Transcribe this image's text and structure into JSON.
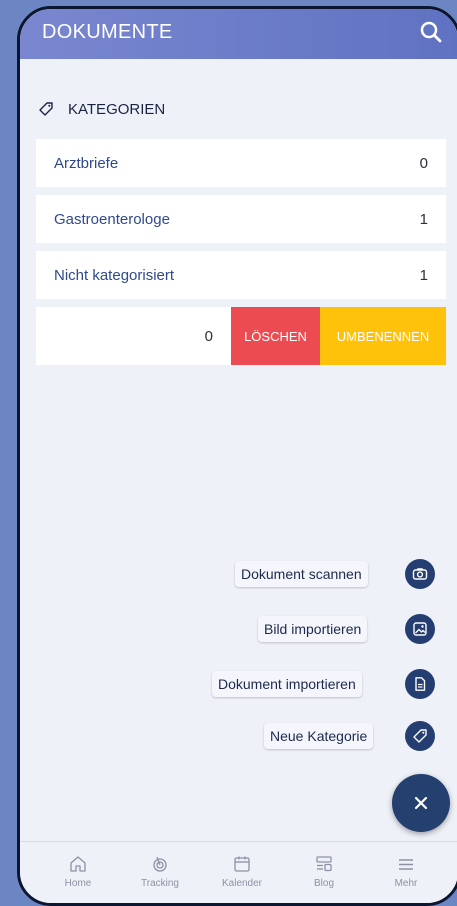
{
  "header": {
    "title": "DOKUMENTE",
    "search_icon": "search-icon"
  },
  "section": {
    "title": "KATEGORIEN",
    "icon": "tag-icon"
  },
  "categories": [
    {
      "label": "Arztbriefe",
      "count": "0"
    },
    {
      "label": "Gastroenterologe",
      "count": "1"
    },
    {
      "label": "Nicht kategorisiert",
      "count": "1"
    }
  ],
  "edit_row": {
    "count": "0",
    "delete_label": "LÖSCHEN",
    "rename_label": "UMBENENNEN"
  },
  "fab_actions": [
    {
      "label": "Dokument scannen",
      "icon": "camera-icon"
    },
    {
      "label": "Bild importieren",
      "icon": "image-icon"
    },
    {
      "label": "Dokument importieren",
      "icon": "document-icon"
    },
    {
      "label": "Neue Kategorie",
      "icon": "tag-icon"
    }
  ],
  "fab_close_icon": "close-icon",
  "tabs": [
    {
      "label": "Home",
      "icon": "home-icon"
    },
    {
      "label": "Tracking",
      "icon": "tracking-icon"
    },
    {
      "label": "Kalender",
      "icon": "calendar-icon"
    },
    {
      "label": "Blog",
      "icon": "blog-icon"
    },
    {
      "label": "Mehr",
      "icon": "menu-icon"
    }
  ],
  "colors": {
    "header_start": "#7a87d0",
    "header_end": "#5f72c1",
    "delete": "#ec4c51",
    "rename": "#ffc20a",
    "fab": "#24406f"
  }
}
===
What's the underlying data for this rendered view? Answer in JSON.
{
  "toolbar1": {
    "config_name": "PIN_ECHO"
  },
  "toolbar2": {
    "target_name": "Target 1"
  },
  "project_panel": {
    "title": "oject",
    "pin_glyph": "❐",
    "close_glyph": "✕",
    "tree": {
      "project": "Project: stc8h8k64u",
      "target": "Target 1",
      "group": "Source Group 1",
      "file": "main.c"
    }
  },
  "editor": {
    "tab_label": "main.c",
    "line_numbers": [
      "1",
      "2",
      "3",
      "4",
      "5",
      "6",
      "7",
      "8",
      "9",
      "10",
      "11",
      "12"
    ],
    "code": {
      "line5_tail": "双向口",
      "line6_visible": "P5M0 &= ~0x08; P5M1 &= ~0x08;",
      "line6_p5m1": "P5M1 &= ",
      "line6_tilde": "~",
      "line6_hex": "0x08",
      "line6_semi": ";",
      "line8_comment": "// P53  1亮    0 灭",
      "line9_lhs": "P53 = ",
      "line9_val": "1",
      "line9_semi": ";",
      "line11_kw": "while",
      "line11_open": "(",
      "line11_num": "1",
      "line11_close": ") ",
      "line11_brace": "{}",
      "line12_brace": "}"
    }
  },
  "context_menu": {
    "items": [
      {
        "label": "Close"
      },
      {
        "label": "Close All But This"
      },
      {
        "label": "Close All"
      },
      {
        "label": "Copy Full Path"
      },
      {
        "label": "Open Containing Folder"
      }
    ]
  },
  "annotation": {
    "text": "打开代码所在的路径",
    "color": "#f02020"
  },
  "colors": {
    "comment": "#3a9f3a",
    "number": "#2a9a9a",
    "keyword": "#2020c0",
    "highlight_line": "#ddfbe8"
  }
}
===
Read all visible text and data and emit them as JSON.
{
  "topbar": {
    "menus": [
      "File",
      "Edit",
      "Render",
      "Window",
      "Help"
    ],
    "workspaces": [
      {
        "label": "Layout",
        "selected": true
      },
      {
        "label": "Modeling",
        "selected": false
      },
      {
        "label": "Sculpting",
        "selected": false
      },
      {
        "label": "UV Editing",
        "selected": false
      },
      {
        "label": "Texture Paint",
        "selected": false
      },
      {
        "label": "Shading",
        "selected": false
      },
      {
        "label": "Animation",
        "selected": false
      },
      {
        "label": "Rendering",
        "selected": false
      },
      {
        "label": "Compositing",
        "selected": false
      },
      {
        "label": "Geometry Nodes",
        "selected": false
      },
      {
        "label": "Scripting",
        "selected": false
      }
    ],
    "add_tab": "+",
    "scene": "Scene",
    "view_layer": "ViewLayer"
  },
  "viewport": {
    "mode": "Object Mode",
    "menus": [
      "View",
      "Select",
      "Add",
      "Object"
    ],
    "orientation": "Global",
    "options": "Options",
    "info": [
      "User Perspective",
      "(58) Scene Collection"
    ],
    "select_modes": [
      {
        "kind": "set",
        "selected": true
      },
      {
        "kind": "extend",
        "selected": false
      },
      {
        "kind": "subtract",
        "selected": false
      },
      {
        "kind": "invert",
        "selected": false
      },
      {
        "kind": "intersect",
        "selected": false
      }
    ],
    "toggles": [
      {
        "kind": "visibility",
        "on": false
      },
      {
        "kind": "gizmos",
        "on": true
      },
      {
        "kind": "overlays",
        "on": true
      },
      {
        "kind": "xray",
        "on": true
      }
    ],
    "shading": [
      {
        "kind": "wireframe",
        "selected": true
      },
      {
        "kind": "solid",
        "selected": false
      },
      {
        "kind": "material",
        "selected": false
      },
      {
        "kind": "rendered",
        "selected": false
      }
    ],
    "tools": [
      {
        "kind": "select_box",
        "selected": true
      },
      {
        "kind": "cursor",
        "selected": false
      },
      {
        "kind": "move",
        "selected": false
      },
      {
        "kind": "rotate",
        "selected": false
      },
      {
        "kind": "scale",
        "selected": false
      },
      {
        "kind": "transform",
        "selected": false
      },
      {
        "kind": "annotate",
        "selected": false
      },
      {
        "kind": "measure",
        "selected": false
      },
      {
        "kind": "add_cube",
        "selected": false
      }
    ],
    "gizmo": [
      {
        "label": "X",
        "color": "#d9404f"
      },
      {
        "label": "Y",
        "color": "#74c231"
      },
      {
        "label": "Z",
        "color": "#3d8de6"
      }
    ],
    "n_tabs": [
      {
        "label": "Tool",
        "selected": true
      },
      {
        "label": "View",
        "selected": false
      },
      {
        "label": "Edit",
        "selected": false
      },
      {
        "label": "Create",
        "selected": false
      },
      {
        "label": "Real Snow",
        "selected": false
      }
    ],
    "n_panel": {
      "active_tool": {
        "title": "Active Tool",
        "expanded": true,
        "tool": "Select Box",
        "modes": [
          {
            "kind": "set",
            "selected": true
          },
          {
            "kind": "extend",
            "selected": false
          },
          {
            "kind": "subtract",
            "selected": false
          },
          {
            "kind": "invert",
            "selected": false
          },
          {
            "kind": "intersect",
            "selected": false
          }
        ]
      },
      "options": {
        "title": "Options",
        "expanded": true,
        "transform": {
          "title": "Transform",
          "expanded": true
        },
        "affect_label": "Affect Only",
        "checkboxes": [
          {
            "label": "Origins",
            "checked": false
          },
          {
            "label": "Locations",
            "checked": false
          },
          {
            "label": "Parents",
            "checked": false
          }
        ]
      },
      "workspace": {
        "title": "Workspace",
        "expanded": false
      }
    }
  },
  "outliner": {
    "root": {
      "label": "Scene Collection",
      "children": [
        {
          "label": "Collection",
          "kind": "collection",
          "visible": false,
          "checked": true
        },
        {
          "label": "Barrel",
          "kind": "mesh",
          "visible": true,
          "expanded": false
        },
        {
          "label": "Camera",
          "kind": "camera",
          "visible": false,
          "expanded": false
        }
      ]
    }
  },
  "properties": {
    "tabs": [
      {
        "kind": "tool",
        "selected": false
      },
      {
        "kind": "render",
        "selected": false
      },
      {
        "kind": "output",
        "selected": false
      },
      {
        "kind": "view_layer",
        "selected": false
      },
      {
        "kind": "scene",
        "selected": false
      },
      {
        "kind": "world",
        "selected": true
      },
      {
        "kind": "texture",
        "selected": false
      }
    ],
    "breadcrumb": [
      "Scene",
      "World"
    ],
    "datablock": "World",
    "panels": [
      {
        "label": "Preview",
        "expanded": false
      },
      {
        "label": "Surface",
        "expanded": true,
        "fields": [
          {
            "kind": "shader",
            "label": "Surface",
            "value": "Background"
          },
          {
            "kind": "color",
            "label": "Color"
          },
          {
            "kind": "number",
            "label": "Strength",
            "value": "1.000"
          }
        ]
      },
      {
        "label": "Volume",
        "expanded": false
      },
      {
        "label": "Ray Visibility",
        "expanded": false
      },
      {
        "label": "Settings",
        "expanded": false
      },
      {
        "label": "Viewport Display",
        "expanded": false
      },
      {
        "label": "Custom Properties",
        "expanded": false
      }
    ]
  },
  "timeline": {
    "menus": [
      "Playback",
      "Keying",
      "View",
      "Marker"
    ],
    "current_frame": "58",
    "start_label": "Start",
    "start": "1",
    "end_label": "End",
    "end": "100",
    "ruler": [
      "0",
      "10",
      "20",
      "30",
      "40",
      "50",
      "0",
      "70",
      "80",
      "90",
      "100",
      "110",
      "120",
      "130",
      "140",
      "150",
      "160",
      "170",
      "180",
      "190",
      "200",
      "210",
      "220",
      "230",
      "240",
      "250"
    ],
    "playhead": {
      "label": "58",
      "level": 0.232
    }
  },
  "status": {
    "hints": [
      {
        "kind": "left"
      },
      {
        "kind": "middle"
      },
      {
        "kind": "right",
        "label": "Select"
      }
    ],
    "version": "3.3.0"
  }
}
===
Pull out every line in the material above where "Target" occurs.

Task answer >>
    "target_name": "Target 1"
      "target": "Target 1",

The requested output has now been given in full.